▶ _EXERCISE GOAL_
Note each line where "log₁₀" appears, and copy it.

####################

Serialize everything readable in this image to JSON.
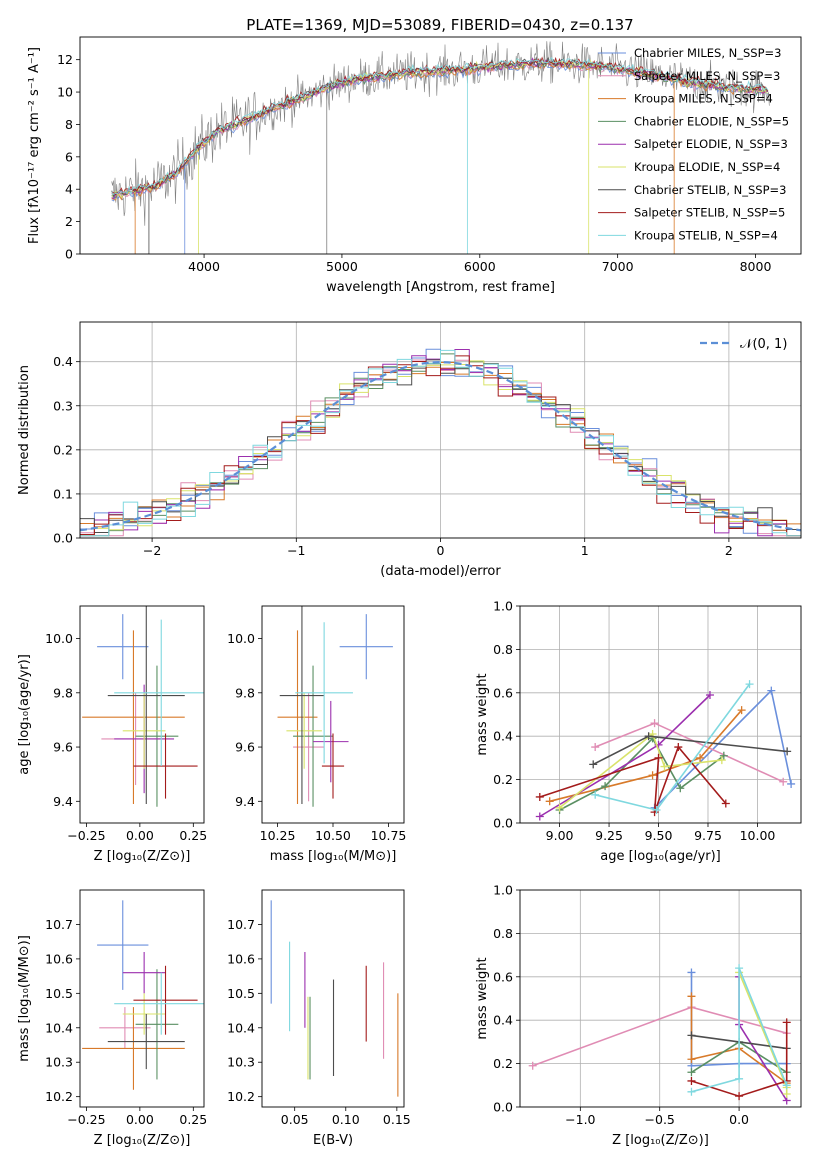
{
  "title": "PLATE=1369, MJD=53089, FIBERID=0430, z=0.137",
  "colors": {
    "Chabrier MILES": "#6a8fdc",
    "Salpeter MILES": "#e08cb4",
    "Kroupa MILES": "#d87a2a",
    "Chabrier ELODIE": "#5a8f62",
    "Salpeter ELODIE": "#9b2fae",
    "Kroupa ELODIE": "#d9e36a",
    "Chabrier STELIB": "#4d4d4d",
    "Salpeter STELIB": "#a31b1b",
    "Kroupa STELIB": "#7fd8df",
    "normal": "#5b8fd6",
    "data": "#7f7f7f"
  },
  "chart_data": [
    {
      "id": "spectrum",
      "type": "line",
      "xlabel": "wavelength [Angstrom, rest frame]",
      "ylabel": "Flux [fλ10⁻¹⁷ erg cm⁻² s⁻¹ A⁻¹]",
      "xlim": [
        3100,
        8330
      ],
      "ylim": [
        0,
        13.4
      ],
      "xticks": [
        "4000",
        "5000",
        "6000",
        "7000",
        "8000"
      ],
      "yticks": [
        "0",
        "2",
        "4",
        "6",
        "8",
        "10",
        "12"
      ],
      "continuum": [
        [
          3330,
          3.6
        ],
        [
          3500,
          3.9
        ],
        [
          3650,
          4.2
        ],
        [
          3800,
          5.0
        ],
        [
          3950,
          6.5
        ],
        [
          4100,
          7.6
        ],
        [
          4300,
          8.2
        ],
        [
          4500,
          9.0
        ],
        [
          4700,
          9.6
        ],
        [
          4900,
          10.3
        ],
        [
          5100,
          10.8
        ],
        [
          5300,
          11.0
        ],
        [
          5500,
          11.2
        ],
        [
          5700,
          11.3
        ],
        [
          5900,
          11.4
        ],
        [
          6100,
          11.6
        ],
        [
          6300,
          11.7
        ],
        [
          6500,
          11.8
        ],
        [
          6700,
          11.7
        ],
        [
          6900,
          11.6
        ],
        [
          7100,
          11.3
        ],
        [
          7300,
          11.0
        ],
        [
          7500,
          10.6
        ],
        [
          7700,
          10.4
        ],
        [
          7900,
          10.2
        ],
        [
          8100,
          10.1
        ]
      ],
      "legend_position": "right",
      "legend": [
        "Chabrier MILES, N_SSP=3",
        "Salpeter MILES, N_SSP=3",
        "Kroupa MILES, N_SSP=4",
        "Chabrier ELODIE, N_SSP=5",
        "Salpeter ELODIE, N_SSP=3",
        "Kroupa ELODIE, N_SSP=4",
        "Chabrier STELIB, N_SSP=3",
        "Salpeter STELIB, N_SSP=5",
        "Kroupa STELIB, N_SSP=4"
      ]
    },
    {
      "id": "residuals",
      "type": "histogram",
      "xlabel": "(data-model)/error",
      "ylabel": "Normed distribution",
      "xlim": [
        -2.5,
        2.5
      ],
      "ylim": [
        0,
        0.49
      ],
      "bin_width": 0.1,
      "xticks": [
        "−2",
        "−1",
        "0",
        "1",
        "2"
      ],
      "yticks": [
        "0.0",
        "0.1",
        "0.2",
        "0.3",
        "0.4"
      ],
      "legend": [
        "𝒩(0, 1)"
      ],
      "legend_position": "top-right",
      "grid": true
    },
    {
      "id": "age_vs_Z",
      "type": "errorbar",
      "xlabel": "Z [log₁₀(Z/Z⊙)]",
      "ylabel": "age  [log₁₀(age/yr)]",
      "xlim": [
        -0.28,
        0.3
      ],
      "ylim": [
        9.32,
        10.12
      ],
      "xticks": [
        "−0.25",
        "0.00",
        "0.25"
      ],
      "yticks": [
        "9.4",
        "9.6",
        "9.8",
        "10.0"
      ],
      "points": [
        {
          "model": "Chabrier MILES",
          "x": -0.08,
          "xerr": 0.12,
          "y": 9.97,
          "yerr": 0.12
        },
        {
          "model": "Salpeter MILES",
          "x": -0.02,
          "xerr": 0.16,
          "y": 9.63,
          "yerr": 0.17
        },
        {
          "model": "Kroupa MILES",
          "x": -0.03,
          "xerr": 0.24,
          "y": 9.71,
          "yerr": 0.32
        },
        {
          "model": "Chabrier ELODIE",
          "x": 0.08,
          "xerr": 0.1,
          "y": 9.64,
          "yerr": 0.26
        },
        {
          "model": "Salpeter ELODIE",
          "x": 0.02,
          "xerr": 0.14,
          "y": 9.63,
          "yerr": 0.2
        },
        {
          "model": "Kroupa ELODIE",
          "x": 0.02,
          "xerr": 0.1,
          "y": 9.66,
          "yerr": 0.14
        },
        {
          "model": "Chabrier STELIB",
          "x": 0.03,
          "xerr": 0.18,
          "y": 9.79,
          "yerr": 0.4
        },
        {
          "model": "Salpeter STELIB",
          "x": 0.12,
          "xerr": 0.15,
          "y": 9.53,
          "yerr": 0.12
        },
        {
          "model": "Kroupa STELIB",
          "x": 0.1,
          "xerr": 0.22,
          "y": 9.8,
          "yerr": 0.27
        }
      ]
    },
    {
      "id": "age_vs_mass",
      "type": "errorbar",
      "xlabel": "mass [log₁₀(M/M⊙)]",
      "ylabel": "",
      "xlim": [
        10.18,
        10.82
      ],
      "ylim": [
        9.32,
        10.12
      ],
      "xticks": [
        "10.25",
        "10.50",
        "10.75"
      ],
      "yticks": [
        "9.4",
        "9.6",
        "9.8",
        "10.0"
      ],
      "points": [
        {
          "model": "Chabrier MILES",
          "x": 10.65,
          "xerr": 0.12,
          "y": 9.97,
          "yerr": 0.12
        },
        {
          "model": "Salpeter MILES",
          "x": 10.39,
          "xerr": 0.07,
          "y": 9.6,
          "yerr": 0.2
        },
        {
          "model": "Kroupa MILES",
          "x": 10.34,
          "xerr": 0.09,
          "y": 9.71,
          "yerr": 0.32
        },
        {
          "model": "Chabrier ELODIE",
          "x": 10.41,
          "xerr": 0.09,
          "y": 9.64,
          "yerr": 0.26
        },
        {
          "model": "Salpeter ELODIE",
          "x": 10.49,
          "xerr": 0.08,
          "y": 9.62,
          "yerr": 0.15
        },
        {
          "model": "Kroupa ELODIE",
          "x": 10.37,
          "xerr": 0.08,
          "y": 9.66,
          "yerr": 0.14
        },
        {
          "model": "Chabrier STELIB",
          "x": 10.36,
          "xerr": 0.1,
          "y": 9.79,
          "yerr": 0.4
        },
        {
          "model": "Salpeter STELIB",
          "x": 10.5,
          "xerr": 0.05,
          "y": 9.53,
          "yerr": 0.12
        },
        {
          "model": "Kroupa STELIB",
          "x": 10.46,
          "xerr": 0.13,
          "y": 9.8,
          "yerr": 0.26
        }
      ]
    },
    {
      "id": "weight_vs_age",
      "type": "line",
      "xlabel": "age  [log₁₀(age/yr)]",
      "ylabel": "mass weight",
      "xlim": [
        8.8,
        10.22
      ],
      "ylim": [
        0,
        1
      ],
      "xticks": [
        "9.00",
        "9.25",
        "9.50",
        "9.75",
        "10.00"
      ],
      "yticks": [
        "0.0",
        "0.2",
        "0.4",
        "0.6",
        "0.8",
        "1.0"
      ],
      "grid": true,
      "series": [
        {
          "model": "Chabrier MILES",
          "x": [
            9.48,
            10.07,
            10.17
          ],
          "y": [
            0.07,
            0.61,
            0.18
          ]
        },
        {
          "model": "Salpeter MILES",
          "x": [
            9.18,
            9.48,
            10.13
          ],
          "y": [
            0.35,
            0.46,
            0.19
          ]
        },
        {
          "model": "Kroupa MILES",
          "x": [
            8.95,
            9.47,
            9.71,
            9.92
          ],
          "y": [
            0.1,
            0.22,
            0.3,
            0.52
          ]
        },
        {
          "model": "Chabrier ELODIE",
          "x": [
            9.0,
            9.23,
            9.47,
            9.61,
            9.83
          ],
          "y": [
            0.06,
            0.17,
            0.39,
            0.16,
            0.31
          ]
        },
        {
          "model": "Salpeter ELODIE",
          "x": [
            8.9,
            9.5,
            9.76
          ],
          "y": [
            0.03,
            0.36,
            0.59
          ]
        },
        {
          "model": "Kroupa ELODIE",
          "x": [
            9.0,
            9.47,
            9.53,
            9.82
          ],
          "y": [
            0.07,
            0.41,
            0.26,
            0.29
          ]
        },
        {
          "model": "Chabrier STELIB",
          "x": [
            9.17,
            9.45,
            10.15
          ],
          "y": [
            0.27,
            0.4,
            0.33
          ]
        },
        {
          "model": "Salpeter STELIB",
          "x": [
            8.9,
            9.5,
            9.48,
            9.6,
            9.84
          ],
          "y": [
            0.12,
            0.3,
            0.05,
            0.35,
            0.09
          ]
        },
        {
          "model": "Kroupa STELIB",
          "x": [
            9.18,
            9.49,
            9.96
          ],
          "y": [
            0.13,
            0.06,
            0.64
          ]
        }
      ]
    },
    {
      "id": "mass_vs_Z",
      "type": "errorbar",
      "xlabel": "Z [log₁₀(Z/Z⊙)]",
      "ylabel": "mass [log₁₀(M/M⊙)]",
      "xlim": [
        -0.28,
        0.3
      ],
      "ylim": [
        10.17,
        10.8
      ],
      "xticks": [
        "−0.25",
        "0.00",
        "0.25"
      ],
      "yticks": [
        "10.2",
        "10.3",
        "10.4",
        "10.5",
        "10.6",
        "10.7"
      ],
      "points": [
        {
          "model": "Chabrier MILES",
          "x": -0.08,
          "xerr": 0.12,
          "y": 10.64,
          "yerr": 0.13
        },
        {
          "model": "Salpeter MILES",
          "x": -0.07,
          "xerr": 0.12,
          "y": 10.4,
          "yerr": 0.06
        },
        {
          "model": "Kroupa MILES",
          "x": -0.03,
          "xerr": 0.24,
          "y": 10.34,
          "yerr": 0.12
        },
        {
          "model": "Chabrier ELODIE",
          "x": 0.08,
          "xerr": 0.1,
          "y": 10.41,
          "yerr": 0.16
        },
        {
          "model": "Salpeter ELODIE",
          "x": 0.02,
          "xerr": 0.1,
          "y": 10.56,
          "yerr": 0.06
        },
        {
          "model": "Kroupa ELODIE",
          "x": 0.02,
          "xerr": 0.1,
          "y": 10.44,
          "yerr": 0.06
        },
        {
          "model": "Chabrier STELIB",
          "x": 0.03,
          "xerr": 0.18,
          "y": 10.36,
          "yerr": 0.08
        },
        {
          "model": "Salpeter STELIB",
          "x": 0.12,
          "xerr": 0.15,
          "y": 10.48,
          "yerr": 0.1
        },
        {
          "model": "Kroupa STELIB",
          "x": 0.1,
          "xerr": 0.22,
          "y": 10.47,
          "yerr": 0.09
        }
      ]
    },
    {
      "id": "mass_vs_ebv",
      "type": "errorbar",
      "xlabel": "E(B-V)",
      "ylabel": "",
      "xlim": [
        0.018,
        0.157
      ],
      "ylim": [
        10.17,
        10.8
      ],
      "xticks": [
        "0.05",
        "0.10",
        "0.15"
      ],
      "yticks": [
        "10.2",
        "10.3",
        "10.4",
        "10.5",
        "10.6",
        "10.7"
      ],
      "points": [
        {
          "model": "Chabrier MILES",
          "x": 0.027,
          "y": 10.62,
          "yerr": 0.15
        },
        {
          "model": "Salpeter MILES",
          "x": 0.137,
          "y": 10.45,
          "yerr": 0.14
        },
        {
          "model": "Kroupa MILES",
          "x": 0.151,
          "y": 10.35,
          "yerr": 0.15
        },
        {
          "model": "Chabrier ELODIE",
          "x": 0.065,
          "y": 10.37,
          "yerr": 0.12
        },
        {
          "model": "Salpeter ELODIE",
          "x": 0.06,
          "y": 10.51,
          "yerr": 0.11
        },
        {
          "model": "Kroupa ELODIE",
          "x": 0.063,
          "y": 10.37,
          "yerr": 0.12
        },
        {
          "model": "Chabrier STELIB",
          "x": 0.088,
          "y": 10.4,
          "yerr": 0.14
        },
        {
          "model": "Salpeter STELIB",
          "x": 0.12,
          "y": 10.47,
          "yerr": 0.11
        },
        {
          "model": "Kroupa STELIB",
          "x": 0.045,
          "y": 10.52,
          "yerr": 0.13
        }
      ]
    },
    {
      "id": "weight_vs_Z",
      "type": "line",
      "xlabel": "Z [log₁₀(Z/Z⊙)]",
      "ylabel": "mass weight",
      "xlim": [
        -1.38,
        0.39
      ],
      "ylim": [
        0,
        1
      ],
      "xticks": [
        "−1.0",
        "−0.5",
        "0.0"
      ],
      "yticks": [
        "0.0",
        "0.2",
        "0.4",
        "0.6",
        "0.8",
        "1.0"
      ],
      "grid": true,
      "series": [
        {
          "model": "Chabrier MILES",
          "x": [
            -0.3,
            -0.3,
            0.0,
            0.3
          ],
          "y": [
            0.62,
            0.19,
            0.2,
            0.2
          ]
        },
        {
          "model": "Salpeter MILES",
          "x": [
            -1.3,
            -0.3,
            0.3
          ],
          "y": [
            0.19,
            0.46,
            0.34
          ]
        },
        {
          "model": "Kroupa MILES",
          "x": [
            -0.3,
            -0.3,
            0.0,
            0.3
          ],
          "y": [
            0.51,
            0.22,
            0.27,
            0.11
          ]
        },
        {
          "model": "Chabrier ELODIE",
          "x": [
            -0.3,
            0.0,
            0.3
          ],
          "y": [
            0.16,
            0.3,
            0.16
          ]
        },
        {
          "model": "Salpeter ELODIE",
          "x": [
            0.0,
            0.0,
            0.3
          ],
          "y": [
            0.6,
            0.38,
            0.03
          ]
        },
        {
          "model": "Kroupa ELODIE",
          "x": [
            0.0,
            0.3,
            0.3
          ],
          "y": [
            0.62,
            0.09,
            0.06
          ]
        },
        {
          "model": "Chabrier STELIB",
          "x": [
            -0.3,
            0.3
          ],
          "y": [
            0.33,
            0.27
          ]
        },
        {
          "model": "Salpeter STELIB",
          "x": [
            -0.3,
            0.0,
            0.3,
            0.3
          ],
          "y": [
            0.12,
            0.05,
            0.12,
            0.39
          ]
        },
        {
          "model": "Kroupa STELIB",
          "x": [
            -0.3,
            0.0,
            0.0,
            0.3
          ],
          "y": [
            0.07,
            0.13,
            0.64,
            0.1
          ]
        }
      ]
    }
  ]
}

####################

▶ _TASK RESPONSE_
      "xlabel": "Z [log₁₀(Z/Z⊙)]",
      "ylabel": "age  [log₁₀(age/yr)]",
      "xlabel": "mass [log₁₀(M/M⊙)]",
      "xlabel": "age  [log₁₀(age/yr)]",
      "xlabel": "Z [log₁₀(Z/Z⊙)]",
      "ylabel": "mass [log₁₀(M/M⊙)]",
      "xlabel": "Z [log₁₀(Z/Z⊙)]",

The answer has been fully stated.